__TEKS DOKUMEN__:
══════════

Katakanlah: “Bulan sabit itu adalah tanda-tanda waktu bagi manusia dan
(bagi ibadat) haji; Dan bukanlah kebajikan memasuki rumah-rumah dari
belakangnya , akan tetapi kebajikan itu ialah kebajikan orang yang
bertakwa. Dan masuklah ke rumah-rumah itu dari pintu-pintunya; dan
bertakwalah kepada Allah agar kamu beruntung. (QS Al Baqarah 189)
Allah menjelaskan suatu fenomena sekaligus mengajarkan bahwa Matahari dan bulan beredar mengikuti perhitungan.
الرحمن علم القرءان خلق الإنسان علمه البيان الشمس والقمر بحسبان (الرحمن:1-5)
(Tuhan) Yang Maha Pemurah, Yang telah mengajarkan al-Qur’an, Yang
telah menciptakan manusia, Yang mengajarinya ilmu pengetahuan. Matahari
dan bulan beredar mengikuti perhitungan. (QS Ar Rahman 1-5)
Bahkan Allah menjelaskan bahwa sebagai akibat dari peredaran
tersebut, fase-fase bulan terbentuk dan membentuk siklus bulanan. Allah
berfirman:
وَالْقَمَرَ قَدَّرْنَاهُ مَنَازِلَ حَتَّى عَادَ كَالْعُرْجُونِ الْقَدِيمِ (يس: 39)

══════════

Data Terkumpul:
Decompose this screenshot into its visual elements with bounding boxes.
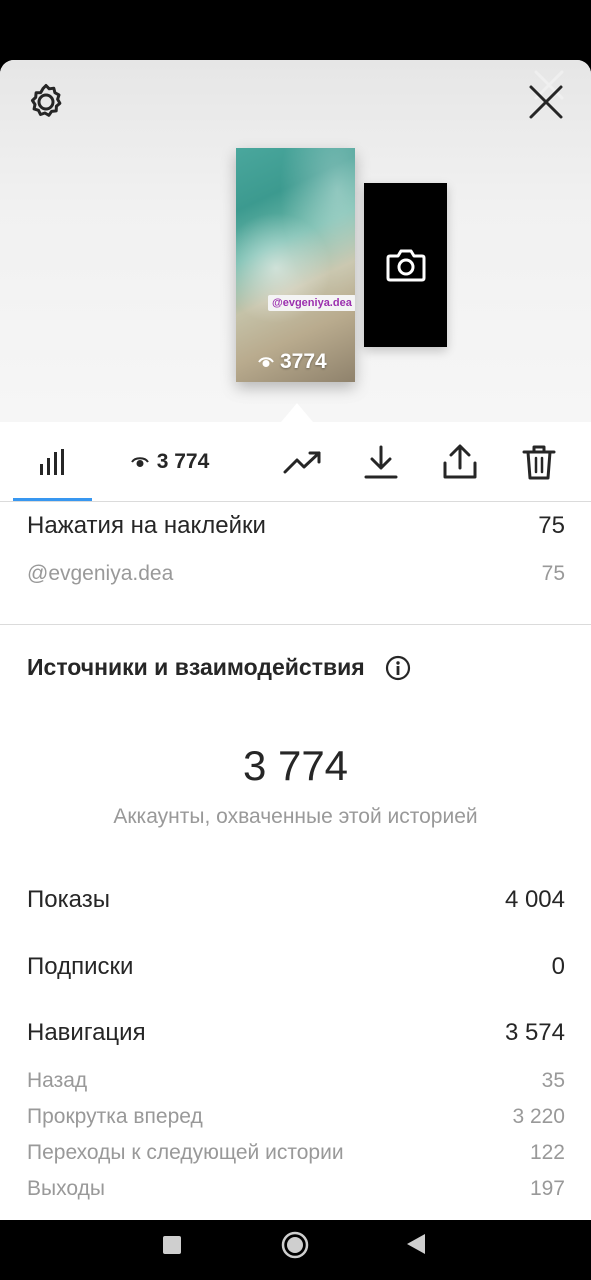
nav-back-icon[interactable] xyxy=(405,1233,427,1255)
mention-sticker: @evgeniya.dea xyxy=(268,295,355,311)
selection-pointer xyxy=(281,403,313,422)
story-thumbnail[interactable]: @evgeniya.dea 3774 xyxy=(236,148,355,382)
thumbnail-views-count: 3774 xyxy=(280,350,327,373)
download-icon xyxy=(364,445,398,478)
active-tab-indicator xyxy=(13,498,92,501)
story-insights-sheet: @evgeniya.dea 3774 3 774 Нажатия на накл… xyxy=(0,60,591,1220)
metric-value: 4 004 xyxy=(504,886,565,913)
sticker-item-label: @evgeniya.dea xyxy=(27,562,174,585)
system-nav-bar xyxy=(0,1220,591,1280)
reach-caption: Аккаунты, охваченные этой историей xyxy=(113,805,478,828)
camera-icon xyxy=(386,249,425,282)
eye-icon xyxy=(130,456,149,467)
sticker-item-row[interactable]: @evgeniya.dea 75 xyxy=(27,562,565,586)
tab-viewers[interactable]: 3 774 xyxy=(110,422,230,501)
metric-label: Подписки xyxy=(27,953,134,980)
nav-value: 197 xyxy=(529,1177,565,1200)
sticker-taps-value: 75 xyxy=(538,512,565,539)
metric-value: 0 xyxy=(551,953,565,980)
nav-row-next-story: Переходы к следующей истории 122 xyxy=(27,1141,565,1165)
nav-row-exits: Выходы 197 xyxy=(27,1177,565,1201)
sticker-taps-row: Нажатия на наклейки 75 xyxy=(27,512,565,540)
metric-row-impressions: Показы 4 004 xyxy=(27,886,565,914)
metric-label: Показы xyxy=(27,886,110,913)
nav-value: 3 220 xyxy=(512,1105,565,1128)
metric-value: 3 574 xyxy=(504,1019,565,1046)
bar-chart-icon xyxy=(39,448,64,475)
download-button[interactable] xyxy=(361,422,401,501)
nav-square-icon[interactable] xyxy=(163,1236,181,1254)
sticker-item-value: 75 xyxy=(541,562,565,585)
close-icon[interactable] xyxy=(526,82,566,122)
nav-label: Прокрутка вперед xyxy=(27,1105,203,1128)
gear-icon[interactable] xyxy=(26,82,66,122)
nav-value: 35 xyxy=(541,1069,565,1092)
add-story-card[interactable] xyxy=(364,183,447,347)
section-title: Источники и взаимодействия xyxy=(27,654,411,681)
share-button[interactable] xyxy=(440,422,480,501)
trending-icon xyxy=(283,451,321,473)
nav-home-icon[interactable] xyxy=(281,1231,309,1259)
story-preview-area: @evgeniya.dea 3774 xyxy=(0,60,591,422)
nav-row-back: Назад 35 xyxy=(27,1069,565,1093)
nav-row-forward: Прокрутка вперед 3 220 xyxy=(27,1105,565,1129)
nav-label: Переходы к следующей истории xyxy=(27,1141,344,1164)
trash-icon xyxy=(522,445,556,479)
eye-icon xyxy=(258,357,274,367)
reach-number: 3 774 xyxy=(242,742,349,789)
promote-button[interactable] xyxy=(281,422,325,501)
nav-label: Назад xyxy=(27,1069,88,1092)
share-icon xyxy=(443,444,477,478)
section-divider xyxy=(0,624,591,625)
tab-insights[interactable] xyxy=(13,422,92,501)
viewers-count: 3 774 xyxy=(156,449,210,473)
sticker-taps-label: Нажатия на наклейки xyxy=(27,512,266,539)
section-title-text: Источники и взаимодействия xyxy=(27,654,365,680)
info-icon[interactable] xyxy=(385,655,411,681)
insights-toolbar: 3 774 xyxy=(0,422,591,502)
metric-row-follows: Подписки 0 xyxy=(27,953,565,981)
nav-value: 122 xyxy=(529,1141,565,1164)
nav-label: Выходы xyxy=(27,1177,105,1200)
metric-label: Навигация xyxy=(27,1019,146,1046)
delete-button[interactable] xyxy=(519,422,559,501)
metric-row-navigation: Навигация 3 574 xyxy=(27,1019,565,1047)
thumbnail-views: 3774 xyxy=(258,350,327,374)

══════════

__TUGAS ANDA__:
1. Sebutkan semua perbuatan Tuhan Yang Maha Pemurah yang tercantum dalam terjemahan QS Ar Rahman 1-5 pada teks dokumen.
2. Menurut teks dokumen, apa yang terjadi sebagai akibat dari peredaran bulan?
3. Teruskan teks dokumen tentang bulan dan perhitungan waktu mulai dari bagian terakhir yang ditampilkan.
Item dalam data terkumpul tidak dipakai di sini.

__JAWABAN SETIAP TUGAS__:
1. Mengajarkan al-Qur'an; menciptakan manusia; mengajari manusia ilmu pengetahuan.

2. Fase-fase bulan terbentuk dan membentuk siklus bulanan.

3.
Dan telah Kami tetapkan bagi bulan manzilah-manzilah, sehingga
(setelah dia sampai ke manzilah yang terakhir) kembalilah dia sebagai
bentuk tandan yang tua.
Fase dari hilal pertama ke hilal berikutnya dari satu siklus itulah
yang dinamakan satu bulan. Allah Ta’ala menjelaskan bahwa terbentuknya
fase-fase tadi merupakan suatu ketetapan Allah yang semuanya bisa
diukur, bisa dihitung dan dengannyalah Allah mengajarkan ilmu bagaimana
menghitung tahun dan menghisabnya kepada kita.
هو الذي جعل الشمس ضياء والقمر نورا وقدره منازل لتعلموا عدد
السنين والحساب ما خلق الله ذلك إلا بالحق يفصل الآيات لقوم يعلمون إن في
اختلاف الليل والنهار وما خلق الله في السموات والأرض لآيات لقوم
يتقون(يونس:5-6)
Dia-lah yang menjadikan matahari bersinar dan bulan bercahaya dan
ditetapkan-Nya manzilah-manzilah (tempat-tempat) bagi perjalanan bulan
itu, supaya kamu mengetahui bilangan tahun dan perhitungan (waktu).
Allah tidak menciptakan yang demikian itu melainkan dengan hak. Dia
menjelaskan tanda-tanda (kebesaran-Nya) kepada orang-orang yang
mengetahui.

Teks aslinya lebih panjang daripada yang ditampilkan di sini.